WHAT IS REQUIRED:
Carry none of the pictures over; write out the complete data exactly.

SOURCE DATA:
>>>

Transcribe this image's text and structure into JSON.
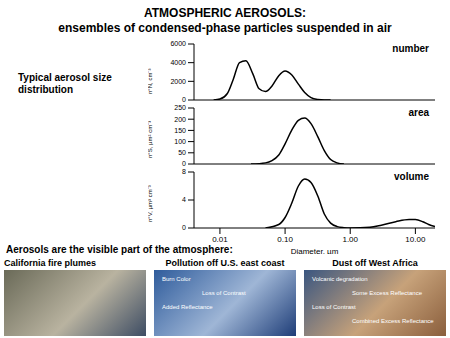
{
  "title": "ATMOSPHERIC AEROSOLS:",
  "subtitle": "ensembles of condensed-phase particles suspended in air",
  "side_label": "Typical aerosol size distribution",
  "caption": "Aerosols are the visible part of the atmosphere:",
  "images": [
    {
      "caption": "California fire plumes",
      "labels": [],
      "colors": [
        "#6a6a58",
        "#b9b3a0",
        "#3d4c63"
      ]
    },
    {
      "caption": "Pollution off U.S. east coast",
      "labels": [
        "Burn Color",
        "Loss of Contrast",
        "Added Reflectance"
      ],
      "colors": [
        "#2f5c9c",
        "#9fb6d6",
        "#1e3d78"
      ]
    },
    {
      "caption": "Dust off West Africa",
      "labels": [
        "Volcanic degradation",
        "Some Excess Reflectance",
        "Loss of Contrast",
        "Combined Excess Reflectance"
      ],
      "colors": [
        "#3a5680",
        "#c7a27a",
        "#8a5e3c"
      ]
    }
  ],
  "chart_data": [
    {
      "type": "line",
      "annotation": "number",
      "y_label": "n°N, cm⁻³",
      "x": [
        0.008,
        0.01,
        0.013,
        0.016,
        0.02,
        0.025,
        0.032,
        0.04,
        0.05,
        0.063,
        0.08,
        0.1,
        0.126,
        0.16,
        0.2,
        0.25,
        0.32,
        0.4,
        0.5
      ],
      "values": [
        0,
        100,
        700,
        2200,
        4000,
        4200,
        2800,
        1200,
        900,
        1500,
        2600,
        3100,
        2700,
        1700,
        800,
        250,
        50,
        0,
        0
      ],
      "color": "#000000",
      "log": "x",
      "xlim": [
        0.004,
        20
      ],
      "xticks": [
        0.01,
        0.1,
        1,
        10
      ],
      "ylim": [
        0,
        6000
      ],
      "yticks": [
        0,
        2000,
        4000,
        6000
      ],
      "tick_labels": "y"
    },
    {
      "type": "line",
      "annotation": "area",
      "y_label": "n°S, µm² cm⁻³",
      "x": [
        0.03,
        0.05,
        0.063,
        0.08,
        0.1,
        0.126,
        0.16,
        0.2,
        0.25,
        0.32,
        0.4,
        0.5,
        0.63,
        0.8
      ],
      "values": [
        0,
        5,
        15,
        40,
        90,
        150,
        195,
        205,
        180,
        120,
        60,
        20,
        5,
        0
      ],
      "color": "#000000",
      "log": "x",
      "xlim": [
        0.004,
        20
      ],
      "xticks": [
        0.01,
        0.1,
        1,
        10
      ],
      "ylim": [
        0,
        250
      ],
      "yticks": [
        0,
        50,
        100,
        150,
        200,
        250
      ],
      "tick_labels": "y"
    },
    {
      "type": "line",
      "annotation": "volume",
      "y_label": "n°V, µm³ cm⁻³",
      "x_label": "Diameter, µm",
      "x": [
        0.05,
        0.08,
        0.1,
        0.126,
        0.16,
        0.2,
        0.25,
        0.32,
        0.4,
        0.5,
        0.63,
        0.8,
        1,
        2,
        3,
        5,
        8,
        10,
        13,
        16,
        20
      ],
      "values": [
        0,
        0.5,
        1.5,
        3.5,
        6,
        7,
        6.5,
        4.5,
        2,
        0.7,
        0.2,
        0.05,
        0,
        0.1,
        0.4,
        0.9,
        1.2,
        1.2,
        0.9,
        0.5,
        0.2
      ],
      "color": "#000000",
      "log": "x",
      "xlim": [
        0.004,
        20
      ],
      "xticks": [
        {
          "value": 0.01,
          "label": "0.01"
        },
        {
          "value": 0.1,
          "label": "0.10"
        },
        {
          "value": 1,
          "label": "1.00"
        },
        {
          "value": 10,
          "label": "10.00"
        }
      ],
      "ylim": [
        0,
        8
      ],
      "yticks": [
        0,
        4,
        8
      ],
      "tick_labels": true
    }
  ]
}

<<<

WORKED SOLUTION:
Transcribe this image's text and structure into JSON.
{
  "title": "ATMOSPHERIC AEROSOLS:",
  "subtitle": "ensembles of condensed-phase particles suspended in air",
  "side_label": "Typical aerosol size distribution",
  "caption": "Aerosols are the visible part of the atmosphere:",
  "images": [
    {
      "caption": "California fire plumes",
      "labels": [],
      "colors": [
        "#6a6a58",
        "#b9b3a0",
        "#3d4c63"
      ]
    },
    {
      "caption": "Pollution off U.S. east coast",
      "labels": [
        "Burn Color",
        "Loss of Contrast",
        "Added Reflectance"
      ],
      "colors": [
        "#2f5c9c",
        "#9fb6d6",
        "#1e3d78"
      ]
    },
    {
      "caption": "Dust off West Africa",
      "labels": [
        "Volcanic degradation",
        "Some Excess Reflectance",
        "Loss of Contrast",
        "Combined Excess Reflectance"
      ],
      "colors": [
        "#3a5680",
        "#c7a27a",
        "#8a5e3c"
      ]
    }
  ],
  "chart_data": [
    {
      "type": "line",
      "annotation": "number",
      "y_label": "n°N, cm⁻³",
      "x": [
        0.008,
        0.01,
        0.013,
        0.016,
        0.02,
        0.025,
        0.032,
        0.04,
        0.05,
        0.063,
        0.08,
        0.1,
        0.126,
        0.16,
        0.2,
        0.25,
        0.32,
        0.4,
        0.5
      ],
      "values": [
        0,
        100,
        700,
        2200,
        4000,
        4200,
        2800,
        1200,
        900,
        1500,
        2600,
        3100,
        2700,
        1700,
        800,
        250,
        50,
        0,
        0
      ],
      "color": "#000000",
      "log": "x",
      "xlim": [
        0.004,
        20
      ],
      "xticks": [
        0.01,
        0.1,
        1,
        10
      ],
      "ylim": [
        0,
        6000
      ],
      "yticks": [
        0,
        2000,
        4000,
        6000
      ],
      "tick_labels": "y"
    },
    {
      "type": "line",
      "annotation": "area",
      "y_label": "n°S, µm² cm⁻³",
      "x": [
        0.03,
        0.05,
        0.063,
        0.08,
        0.1,
        0.126,
        0.16,
        0.2,
        0.25,
        0.32,
        0.4,
        0.5,
        0.63,
        0.8
      ],
      "values": [
        0,
        5,
        15,
        40,
        90,
        150,
        195,
        205,
        180,
        120,
        60,
        20,
        5,
        0
      ],
      "color": "#000000",
      "log": "x",
      "xlim": [
        0.004,
        20
      ],
      "xticks": [
        0.01,
        0.1,
        1,
        10
      ],
      "ylim": [
        0,
        250
      ],
      "yticks": [
        0,
        50,
        100,
        150,
        200,
        250
      ],
      "tick_labels": "y"
    },
    {
      "type": "line",
      "annotation": "volume",
      "y_label": "n°V, µm³ cm⁻³",
      "x_label": "Diameter, µm",
      "x": [
        0.05,
        0.08,
        0.1,
        0.126,
        0.16,
        0.2,
        0.25,
        0.32,
        0.4,
        0.5,
        0.63,
        0.8,
        1,
        2,
        3,
        5,
        8,
        10,
        13,
        16,
        20
      ],
      "values": [
        0,
        0.5,
        1.5,
        3.5,
        6,
        7,
        6.5,
        4.5,
        2,
        0.7,
        0.2,
        0.05,
        0,
        0.1,
        0.4,
        0.9,
        1.2,
        1.2,
        0.9,
        0.5,
        0.2
      ],
      "color": "#000000",
      "log": "x",
      "xlim": [
        0.004,
        20
      ],
      "xticks": [
        {
          "value": 0.01,
          "label": "0.01"
        },
        {
          "value": 0.1,
          "label": "0.10"
        },
        {
          "value": 1,
          "label": "1.00"
        },
        {
          "value": 10,
          "label": "10.00"
        }
      ],
      "ylim": [
        0,
        8
      ],
      "yticks": [
        0,
        4,
        8
      ],
      "tick_labels": true
    }
  ]
}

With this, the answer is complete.